----- Recorded information -----

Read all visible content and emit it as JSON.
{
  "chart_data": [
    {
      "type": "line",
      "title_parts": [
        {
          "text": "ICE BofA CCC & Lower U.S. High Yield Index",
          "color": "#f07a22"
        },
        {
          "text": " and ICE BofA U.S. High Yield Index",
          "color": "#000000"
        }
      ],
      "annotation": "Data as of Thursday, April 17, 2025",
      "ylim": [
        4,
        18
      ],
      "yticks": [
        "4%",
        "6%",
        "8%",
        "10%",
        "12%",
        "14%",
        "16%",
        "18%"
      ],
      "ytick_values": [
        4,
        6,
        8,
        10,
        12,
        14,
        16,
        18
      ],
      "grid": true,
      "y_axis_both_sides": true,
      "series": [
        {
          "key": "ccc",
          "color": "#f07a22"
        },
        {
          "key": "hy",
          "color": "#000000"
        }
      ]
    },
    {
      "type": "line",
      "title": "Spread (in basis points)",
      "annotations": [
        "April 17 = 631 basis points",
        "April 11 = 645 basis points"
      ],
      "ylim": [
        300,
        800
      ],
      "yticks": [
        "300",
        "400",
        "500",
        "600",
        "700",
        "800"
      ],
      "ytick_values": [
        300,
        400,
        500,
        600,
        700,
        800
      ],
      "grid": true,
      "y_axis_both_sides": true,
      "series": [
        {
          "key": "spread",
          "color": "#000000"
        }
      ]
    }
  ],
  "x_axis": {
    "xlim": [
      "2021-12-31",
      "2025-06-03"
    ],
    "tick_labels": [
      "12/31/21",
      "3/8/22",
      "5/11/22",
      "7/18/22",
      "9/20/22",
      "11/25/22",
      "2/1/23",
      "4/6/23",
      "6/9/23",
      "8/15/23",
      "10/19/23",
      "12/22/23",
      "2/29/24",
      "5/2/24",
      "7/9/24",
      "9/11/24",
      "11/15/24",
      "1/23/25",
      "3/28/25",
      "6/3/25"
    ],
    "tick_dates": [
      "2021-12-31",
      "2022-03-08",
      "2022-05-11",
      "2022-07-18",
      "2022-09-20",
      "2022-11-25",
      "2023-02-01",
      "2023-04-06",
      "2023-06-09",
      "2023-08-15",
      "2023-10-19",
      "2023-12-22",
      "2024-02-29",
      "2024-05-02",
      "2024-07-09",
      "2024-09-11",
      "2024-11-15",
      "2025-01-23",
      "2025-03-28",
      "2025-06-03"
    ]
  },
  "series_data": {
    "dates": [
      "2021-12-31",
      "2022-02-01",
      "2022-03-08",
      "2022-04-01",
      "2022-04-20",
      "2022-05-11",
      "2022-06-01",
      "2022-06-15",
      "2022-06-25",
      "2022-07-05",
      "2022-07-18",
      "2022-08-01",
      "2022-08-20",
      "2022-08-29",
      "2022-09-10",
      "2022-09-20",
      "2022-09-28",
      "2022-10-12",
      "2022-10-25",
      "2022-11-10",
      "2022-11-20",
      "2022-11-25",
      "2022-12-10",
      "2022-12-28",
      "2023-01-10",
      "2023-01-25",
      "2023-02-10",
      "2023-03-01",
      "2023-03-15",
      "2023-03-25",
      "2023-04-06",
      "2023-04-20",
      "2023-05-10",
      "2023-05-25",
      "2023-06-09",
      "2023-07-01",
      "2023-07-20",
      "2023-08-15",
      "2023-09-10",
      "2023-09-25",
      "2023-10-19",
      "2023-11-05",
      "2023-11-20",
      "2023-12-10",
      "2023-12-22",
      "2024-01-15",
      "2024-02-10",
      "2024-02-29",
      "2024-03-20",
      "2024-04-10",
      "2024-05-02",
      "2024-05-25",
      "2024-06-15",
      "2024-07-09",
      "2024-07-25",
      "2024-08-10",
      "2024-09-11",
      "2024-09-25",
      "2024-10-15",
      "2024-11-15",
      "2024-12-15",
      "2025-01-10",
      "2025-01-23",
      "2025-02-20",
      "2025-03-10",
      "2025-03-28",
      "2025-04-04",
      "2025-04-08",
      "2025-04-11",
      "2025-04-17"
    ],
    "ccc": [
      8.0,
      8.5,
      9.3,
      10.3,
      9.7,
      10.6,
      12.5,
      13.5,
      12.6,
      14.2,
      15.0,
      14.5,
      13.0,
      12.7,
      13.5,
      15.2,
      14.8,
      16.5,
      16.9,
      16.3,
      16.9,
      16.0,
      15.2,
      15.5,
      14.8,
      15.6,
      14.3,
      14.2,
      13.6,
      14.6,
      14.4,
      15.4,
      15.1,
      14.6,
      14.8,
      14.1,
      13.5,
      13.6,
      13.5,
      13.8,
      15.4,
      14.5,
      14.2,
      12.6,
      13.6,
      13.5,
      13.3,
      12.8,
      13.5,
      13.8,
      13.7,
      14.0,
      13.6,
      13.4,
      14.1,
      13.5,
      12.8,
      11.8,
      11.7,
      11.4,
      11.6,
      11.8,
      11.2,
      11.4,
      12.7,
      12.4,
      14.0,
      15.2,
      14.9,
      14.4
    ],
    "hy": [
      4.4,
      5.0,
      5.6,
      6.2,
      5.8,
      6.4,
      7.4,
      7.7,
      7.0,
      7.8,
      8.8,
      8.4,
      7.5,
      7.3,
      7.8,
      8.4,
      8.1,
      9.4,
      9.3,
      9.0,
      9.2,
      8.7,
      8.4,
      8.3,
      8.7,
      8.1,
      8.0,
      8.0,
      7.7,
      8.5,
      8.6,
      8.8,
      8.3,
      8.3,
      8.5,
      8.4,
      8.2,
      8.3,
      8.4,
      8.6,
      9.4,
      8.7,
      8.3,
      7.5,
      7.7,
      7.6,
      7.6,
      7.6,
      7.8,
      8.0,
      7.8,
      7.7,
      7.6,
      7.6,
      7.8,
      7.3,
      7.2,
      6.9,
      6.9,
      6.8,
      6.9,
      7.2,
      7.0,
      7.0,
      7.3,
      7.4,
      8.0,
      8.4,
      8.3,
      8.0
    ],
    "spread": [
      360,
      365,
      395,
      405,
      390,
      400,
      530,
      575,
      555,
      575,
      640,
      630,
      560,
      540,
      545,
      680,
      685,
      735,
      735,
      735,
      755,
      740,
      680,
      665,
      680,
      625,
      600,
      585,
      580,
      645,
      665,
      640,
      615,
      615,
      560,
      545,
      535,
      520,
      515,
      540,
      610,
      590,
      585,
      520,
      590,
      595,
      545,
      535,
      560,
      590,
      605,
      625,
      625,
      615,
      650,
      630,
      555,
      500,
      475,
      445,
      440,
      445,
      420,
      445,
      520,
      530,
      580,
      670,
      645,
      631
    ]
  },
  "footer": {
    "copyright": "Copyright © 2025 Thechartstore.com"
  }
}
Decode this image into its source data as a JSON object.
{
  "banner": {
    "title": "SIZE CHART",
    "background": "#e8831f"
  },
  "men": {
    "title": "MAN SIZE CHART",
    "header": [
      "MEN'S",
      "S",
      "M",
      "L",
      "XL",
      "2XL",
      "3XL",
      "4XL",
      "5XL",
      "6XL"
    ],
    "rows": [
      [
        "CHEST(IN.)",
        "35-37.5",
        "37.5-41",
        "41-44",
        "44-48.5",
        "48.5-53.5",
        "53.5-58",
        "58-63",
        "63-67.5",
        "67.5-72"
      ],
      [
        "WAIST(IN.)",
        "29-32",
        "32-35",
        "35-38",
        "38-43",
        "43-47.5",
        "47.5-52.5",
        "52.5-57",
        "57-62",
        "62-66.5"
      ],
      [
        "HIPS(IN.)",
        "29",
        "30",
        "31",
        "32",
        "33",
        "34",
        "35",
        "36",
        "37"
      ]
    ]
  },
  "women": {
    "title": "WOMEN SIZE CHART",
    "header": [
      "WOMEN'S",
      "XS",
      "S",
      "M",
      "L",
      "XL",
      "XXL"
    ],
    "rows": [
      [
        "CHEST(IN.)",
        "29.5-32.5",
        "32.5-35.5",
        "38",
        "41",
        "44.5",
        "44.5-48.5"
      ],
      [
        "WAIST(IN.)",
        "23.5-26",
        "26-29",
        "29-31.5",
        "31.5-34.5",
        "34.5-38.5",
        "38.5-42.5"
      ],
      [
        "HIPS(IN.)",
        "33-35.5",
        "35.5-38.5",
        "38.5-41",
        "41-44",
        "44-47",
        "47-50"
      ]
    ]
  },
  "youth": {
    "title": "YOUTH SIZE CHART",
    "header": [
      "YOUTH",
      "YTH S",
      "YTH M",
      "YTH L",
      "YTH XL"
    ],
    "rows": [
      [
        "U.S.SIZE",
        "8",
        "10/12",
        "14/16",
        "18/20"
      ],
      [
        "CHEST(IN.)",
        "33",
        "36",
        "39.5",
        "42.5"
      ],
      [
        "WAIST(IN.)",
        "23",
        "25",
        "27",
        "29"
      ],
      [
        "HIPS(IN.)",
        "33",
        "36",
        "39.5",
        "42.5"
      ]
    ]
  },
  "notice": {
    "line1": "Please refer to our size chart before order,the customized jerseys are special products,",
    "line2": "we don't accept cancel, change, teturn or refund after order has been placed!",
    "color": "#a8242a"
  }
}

-----

## Task objective:
Gather and copy every line of the data in which the string "basis" is found.

## The response:
      "title": "Spread (in basis points)",
        "April 17 = 631 basis points",
        "April 11 = 645 basis points"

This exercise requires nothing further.